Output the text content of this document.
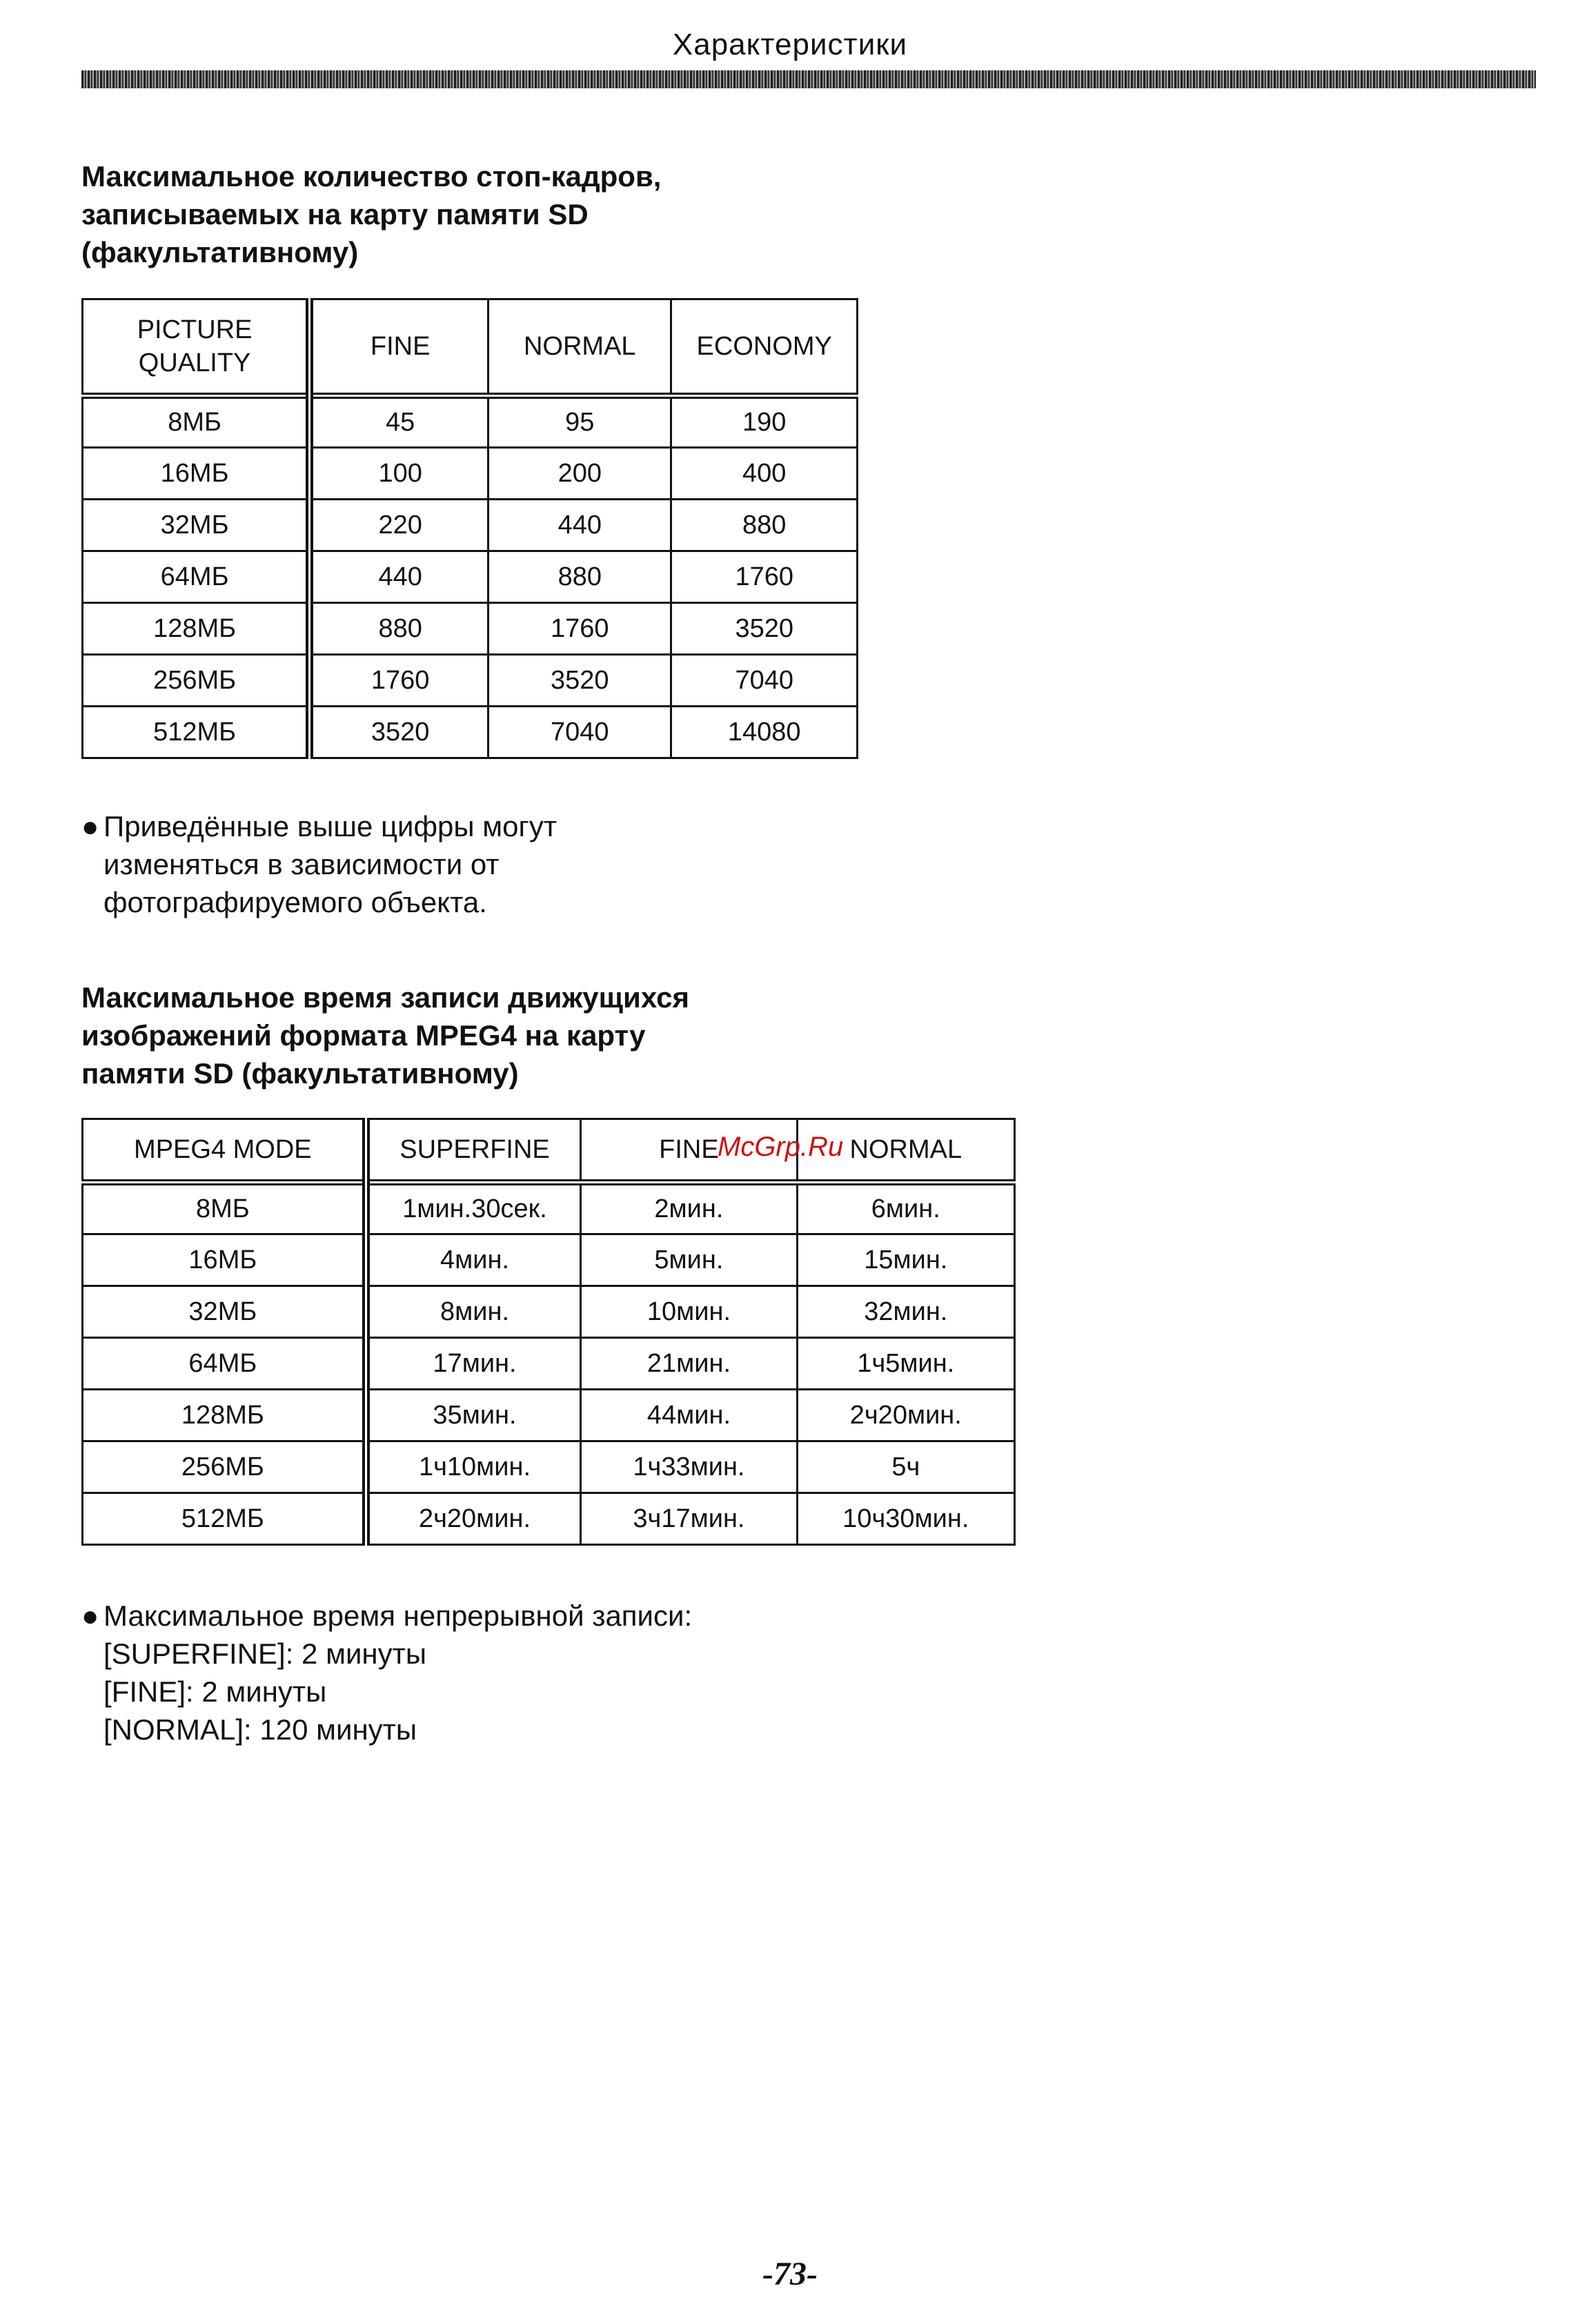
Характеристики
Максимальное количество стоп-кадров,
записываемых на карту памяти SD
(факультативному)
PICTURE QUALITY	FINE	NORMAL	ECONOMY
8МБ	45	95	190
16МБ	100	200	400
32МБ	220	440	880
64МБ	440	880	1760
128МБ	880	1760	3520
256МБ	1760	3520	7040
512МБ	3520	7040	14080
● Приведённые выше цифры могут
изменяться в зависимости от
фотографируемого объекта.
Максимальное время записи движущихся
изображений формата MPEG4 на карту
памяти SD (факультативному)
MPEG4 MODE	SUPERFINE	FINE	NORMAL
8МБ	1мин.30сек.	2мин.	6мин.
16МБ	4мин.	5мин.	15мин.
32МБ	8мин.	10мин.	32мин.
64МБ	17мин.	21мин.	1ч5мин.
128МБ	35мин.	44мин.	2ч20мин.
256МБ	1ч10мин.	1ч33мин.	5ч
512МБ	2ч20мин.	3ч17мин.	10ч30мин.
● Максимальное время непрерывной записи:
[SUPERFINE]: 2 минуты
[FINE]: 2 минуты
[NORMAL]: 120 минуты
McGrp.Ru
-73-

GOAL OF THE EXERCISE> Repeat each entry exactly as it appears; skip any picture.

SOLUTION TO THIS PROBLEM>
Output the text content of this document.
Характеристики
Максимальное количество стоп-кадров,
записываемых на карту памяти SD
(факультативному)
PICTURE QUALITY	FINE	NORMAL	ECONOMY
8МБ	45	95	190
16МБ	100	200	400
32МБ	220	440	880
64МБ	440	880	1760
128МБ	880	1760	3520
256МБ	1760	3520	7040
512МБ	3520	7040	14080
● Приведённые выше цифры могут
изменяться в зависимости от
фотографируемого объекта.
Максимальное время записи движущихся
изображений формата MPEG4 на карту
памяти SD (факультативному)
MPEG4 MODE	SUPERFINE	FINE	NORMAL
8МБ	1мин.30сек.	2мин.	6мин.
16МБ	4мин.	5мин.	15мин.
32МБ	8мин.	10мин.	32мин.
64МБ	17мин.	21мин.	1ч5мин.
128МБ	35мин.	44мин.	2ч20мин.
256МБ	1ч10мин.	1ч33мин.	5ч
512МБ	2ч20мин.	3ч17мин.	10ч30мин.
● Максимальное время непрерывной записи:
[SUPERFINE]: 2 минуты
[FINE]: 2 минуты
[NORMAL]: 120 минуты
McGrp.Ru
-73-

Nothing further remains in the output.